WHAT YOU WILL DO — Filter out everything except lines holding "కటహర".

Saved entries:
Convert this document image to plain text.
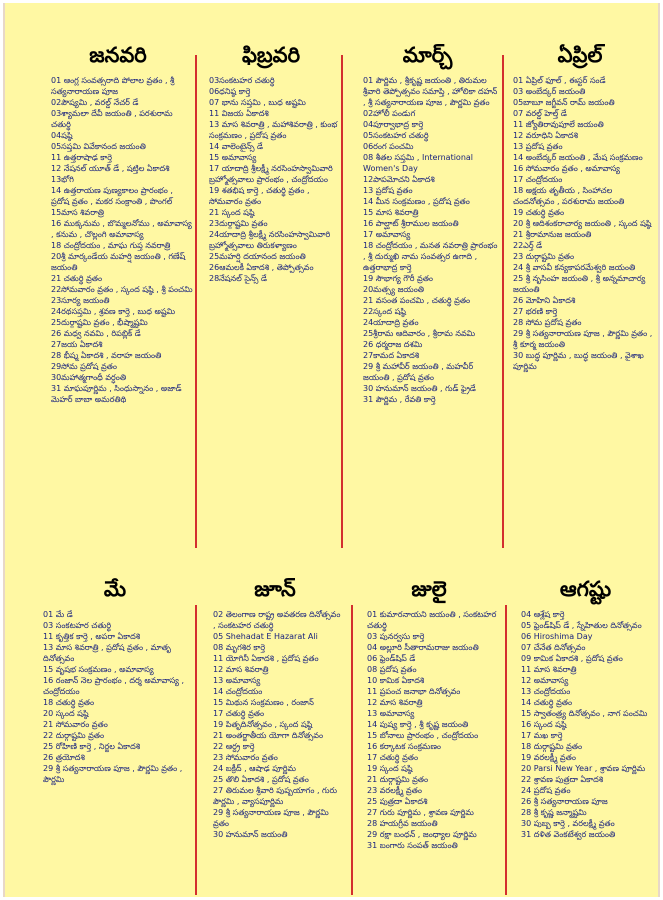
జనవరి
01 ఆంగ్ల సంవత్సరాది పోలాల వ్రతం , శ్రీ సత్యనారాయణ పూజ
02పౌష్యమి , వరల్డ్ నేచర్ డే
03శ్యామలా దేవీ జయంతి , పరశురామ చతుర్థి
04షష్ఠి
05సప్తమి వివేకానంద జయంతి
11 ఉత్తరాషాఢ కార్తె
12 నేషనల్ యూత్ డే , షట్తిల ఏకాదశి
13భోగి
14 ఉత్తరాయణ పుణ్యకాలం ప్రారంభం , ప్రదోష వ్రతం , మకర సంక్రాంతి , పొంగల్
15మాస శివరాత్రి
16 ముక్కనుమ , బొమ్మలనోము , అమావాస్య , కనుమ , చొల్లంగి అమావాస్య
18 చంద్రోదయం , మాఘ గుప్త నవరాత్రి
20శ్రీ మార్కండేయ మహర్షి జయంతి , గణేష్ జయంతి
21 చతుర్థి వ్రతం
22సోమవారం వ్రతం , స్కంద షష్ఠి , శ్రీ పంచమి
23సూర్య జయంతి
24రథసప్తమి , శ్రవణ కార్తె , బుధ అష్టమి
25దుర్గాష్టమి వ్రతం , భీష్మాష్టమి
26 మధ్వ నవమి , రిపబ్లిక్ డే
27జయ ఏకాదశి
28 భీష్మ ఏకాదశి , వరాహ జయంతి
29సోమ ప్రదోష వ్రతం
30మహాత్మగాంధీ వర్ధంతి
31 మాఘపూర్ణిమ , సింధుస్నానం , అజాడ్ మెహర్ బాబా అమరతిథి
ఫిబ్రవరి
03సంకటహర చతుర్థి
06ధనిష్ఠ కార్తె
07 భాను సప్తమి , బుధ అష్టమి
11 విజయ ఏకాదశి
13 మాస శివరాత్రి , మహాశివరాత్రి , కుంభ సంక్రమణం , ప్రదోష వ్రతం
14 వాలెంటైన్స్ డే
15 అమావాస్య
17 యాదాద్రి శ్రీలక్ష్మీ నరసింహస్వామివారి బ్రహ్మోత్సవాలు ప్రారంభం , చంద్రోదయం
19 శతభిష కార్తె , చతుర్థి వ్రతం , సోమవారం వ్రతం
21 స్కంద షష్ఠి
23దుర్గాష్టమి వ్రతం
24యాదాద్రి శ్రీలక్ష్మీ నరసింహస్వామివారి బ్రహ్మోత్సవాలు తిరుకళ్యాణం
25మహర్షి దయానంద జయంతి
26ఆమలకీ ఏకాదశి , తెప్పోత్సవం
28నేషనల్ సైన్స్ డే
మార్చ్
01 పౌర్ణిమ , శ్రీకృష్ణ జయంతి , తిరుమల శ్రీవారి తెప్పోత్సవం సమాప్తి , హోలికా దహన్ , శ్రీ సత్యనారాయణ పూజ , పౌర్ణమి వ్రతం
02హోలీ పండుగ
04పూర్వాభాద్ర కార్తె
05సంకటహర చతుర్థి
06రంగ పంచమి
08 శీతల సప్తమి , International Women's Day
12పాపమోచని ఏకాదశి
13 ప్రదోష వ్రతం
14 మీన సంక్రమణం , ప్రదోష వ్రతం
15 మాస శివరాత్రి
16 పాల్ఘాట్ శ్రీరాముల జయంతి
17 అమావాస్య
18 చంద్రోదయం , మనత నవరాత్రి ప్రారంభం , శ్రీ దుర్ముఖి నామ సంవత్సర ఉగాది , ఉత్తరాభాద్ర కార్తె
19 సౌభాగ్య గౌరీ వ్రతం
20మత్స్య జయంతి
21 వసంత పంచమి , చతుర్థి వ్రతం
22స్కంద షష్ఠి
24యాదాద్రి వ్రతం
25శ్రీరామ ఆదివారం , శ్రీరామ నవమి
26 ధర్మరాజ దశమి
27కామద ఏకాదశి
29 శ్రీ మహావీర్ జయంతి , మహవీర్ జయంతి , ప్రదోష వ్రతం
30 హనుమాన్ జయంతి , గుడ్ ఫ్రైడే
31 పౌర్ణిమ , రేవతి కార్తె
ఏప్రిల్
01 ఏప్రిల్ ఫూల్ , ఈస్టర్ సండే
03 అంబేద్కర్ జయంతి
05బాబూ జగ్జీవన్ రామ్ జయంతి
07 వరల్డ్ హెల్త్ డే
11 జ్యోతిరావుపూలే జయంతి
12 వరూధిని ఏకాదశి
13 ప్రదోష వ్రతం
14 అంబేద్కర్ జయంతి , మేష సంక్రమణం
16 సోమవారం వ్రతం , అమావాస్య
17 చంద్రోదయం
18 అక్షయ తృతీయ , సింహాచల చందనోత్సవం , పరశురామ జయంతి
19 చతుర్థి వ్రతం
20 శ్రీ ఆదిశంకరాచార్య జయంతి , స్కంద షష్ఠి
21 శ్రీరామానుజ జయంతి
22ఎర్త్ డే
23 దుర్గాష్టమి వ్రతం
24 శ్రీ వాసవీ కన్యకాపరమేశ్వరి జయంతి
25 శ్రీ నృసింహ జయంతి , శ్రీ అన్నమాచార్య జయంతి
26 మోహిని ఏకాదశి
27 భరణి కార్తె
28 సోమ ప్రదోష వ్రతం
29 శ్రీ సత్యనారాయణ పూజ , పౌర్ణమి వ్రతం , శ్రీ కూర్మ జయంతి
30 బుద్ధ పూర్ణిమ , బుద్ధ జయంతి , వైశాఖ పూర్ణిమ
మే
01 మే డే
03 సంకటహర చతుర్థి
11 కృత్తిక కార్తె , అపరా ఏకాదశి
13 మాస శివరాత్రి , ప్రదోష వ్రతం , మాతృ దినోత్సవం
15 వృషభ సంక్రమణం , అమావాస్య
16 రంజాన్ నెల ప్రారంభం , దర్శ అమావాస్య , చంద్రోదయం
18 చతుర్థి వ్రతం
20 స్కంద షష్ఠి
21 సోమవారం వ్రతం
22 దుర్గాష్టమి వ్రతం
25 రోహిణి కార్తె , నిర్జల ఏకాదశి
26 త్రయోదశి
29 శ్రీ సత్యనారాయణ పూజ , పౌర్ణమి వ్రతం , పౌర్ణమి
జూన్
02 తెలంగాణ రాష్ట్ర అవతరణ దినోత్సవం , సంకటహర చతుర్థి
05 Shehadat E Hazarat Ali
08 మృగశిర కార్తె
11 యోగినీ ఏకాదశి , ప్రదోష వ్రతం
12 మాస శివరాత్రి
13 అమావాస్య
14 చంద్రోదయం
15 మిథున సంక్రమణం , రంజాన్
17 చతుర్థి వ్రతం
19 పితృదినోత్సవం , స్కంద షష్ఠి
21 అంతర్జాతీయ యోగా దినోత్సవం
22 ఆర్ద్ర కార్తె
23 సోమవారం వ్రతం
24 బక్రీద్ , ఆషాఢ పూర్ణిమ
25 తొలి ఏకాదశి , ప్రదోష వ్రతం
27 తిరుమల శ్రీవారి పుష్పయాగం , గురు పౌర్ణమి , వ్యాసపూర్ణిమ
29 శ్రీ సత్యనారాయణ పూజ , పౌర్ణమి వ్రతం
30 హనుమాన్ జయంతి
జులై
01 కుమారనాయని జయంతి , సంకటహర చతుర్థి
03 పునర్వసు కార్తె
04 అల్లూరి సీతారామరాజు జయంతి
06 ఫ్రెండ్‌షిప్ డే
08 ప్రదోష వ్రతం
10 కామిక ఏకాదశి
11 ప్రపంచ జనాభా దినోత్సవం
12 మాస శివరాత్రి
13 అమావాస్య
14 పుష్య కార్తె , శ్రీ కృష్ణ జయంతి
15 బోనాలు ప్రారంభం , చంద్రోదయం
16 కర్కాటక సంక్రమణం
17 చతుర్థి వ్రతం
19 స్కంద షష్ఠి
21 దుర్గాష్టమి వ్రతం
23 వరలక్ష్మీ వ్రతం
25 పుత్రదా ఏకాదశి
27 గురు పూర్ణిమ , శ్రావణ పూర్ణిమ
28 హయగ్రీవ జయంతి
29 రక్షా బంధన్ , జంధ్యాల పూర్ణిమ
31 బంగారు సంపత్ జయంతి
ఆగష్టు
04 ఆశ్లేష కార్తె
05 ఫ్రెండ్‌షిప్ డే , స్నేహితుల దినోత్సవం
06 Hiroshima Day
07 చేనేత దినోత్సవం
09 కామిక ఏకాదశి , ప్రదోష వ్రతం
11 మాస శివరాత్రి
12 అమావాస్య
13 చంద్రోదయం
14 చతుర్థి వ్రతం
15 స్వాతంత్ర్య దినోత్సవం , నాగ పంచమి
16 స్కంద షష్ఠి
17 మఖ కార్తె
18 దుర్గాష్టమి వ్రతం
19 వరలక్ష్మీ వ్రతం
20 Parsi New Year , శ్రావణ పూర్ణిమ
22 శ్రావణ పుత్రదా ఏకాదశి
24 ప్రదోష వ్రతం
26 శ్రీ సత్యనారాయణ పూజ
28 శ్రీ కృష్ణ జన్మాష్టమి
30 పుబ్బ కార్తె , వరలక్ష్మీ వ్రతం
31 దళిత వెంకటేశ్వర జయంతి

ANSWER TO THIS EXERCISE —
03సంకటహర చతుర్థి
05సంకటహర చతుర్థి
03 సంకటహర చతుర్థి
02 తెలంగాణ రాష్ట్ర అవతరణ దినోత్సవం , సంకటహర చతుర్థి
01 కుమారనాయని జయంతి , సంకటహర చతుర్థి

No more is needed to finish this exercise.